• What you have to do
Check each line of the entries below for the string "можна"; copy every line where it appears.

--- Begin Records for the task ---

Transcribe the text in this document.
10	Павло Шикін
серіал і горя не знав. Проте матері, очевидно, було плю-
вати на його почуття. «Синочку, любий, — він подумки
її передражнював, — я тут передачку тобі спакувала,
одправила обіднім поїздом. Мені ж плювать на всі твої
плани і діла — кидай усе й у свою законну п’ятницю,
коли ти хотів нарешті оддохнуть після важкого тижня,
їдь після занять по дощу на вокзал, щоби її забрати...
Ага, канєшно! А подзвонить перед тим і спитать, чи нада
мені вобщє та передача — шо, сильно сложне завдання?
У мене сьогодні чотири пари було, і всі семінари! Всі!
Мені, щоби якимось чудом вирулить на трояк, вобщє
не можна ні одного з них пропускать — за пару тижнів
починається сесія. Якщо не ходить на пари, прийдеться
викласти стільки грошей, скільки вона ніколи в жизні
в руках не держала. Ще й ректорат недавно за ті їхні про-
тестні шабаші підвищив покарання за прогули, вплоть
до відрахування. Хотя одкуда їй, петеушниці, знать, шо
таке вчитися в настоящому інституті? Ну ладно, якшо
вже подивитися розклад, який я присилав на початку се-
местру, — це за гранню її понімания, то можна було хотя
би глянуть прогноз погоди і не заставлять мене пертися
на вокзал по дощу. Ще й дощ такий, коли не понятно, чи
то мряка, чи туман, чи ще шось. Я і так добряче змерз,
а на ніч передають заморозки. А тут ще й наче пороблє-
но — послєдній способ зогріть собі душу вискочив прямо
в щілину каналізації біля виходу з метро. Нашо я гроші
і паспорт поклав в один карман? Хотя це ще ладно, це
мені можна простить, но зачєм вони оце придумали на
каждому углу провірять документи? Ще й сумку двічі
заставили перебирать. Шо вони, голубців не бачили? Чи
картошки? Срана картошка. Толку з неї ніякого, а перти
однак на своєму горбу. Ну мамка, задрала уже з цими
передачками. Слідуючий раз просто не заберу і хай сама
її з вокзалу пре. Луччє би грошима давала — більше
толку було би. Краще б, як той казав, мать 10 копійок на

--- End Records for the task ---

• Solution to the exercise
не можна ні одного з них пропускать — за пару тижнів
местру, — це за гранню її понімания, то можна було хотя
мені можна простить, но зачєм вони оце придумали на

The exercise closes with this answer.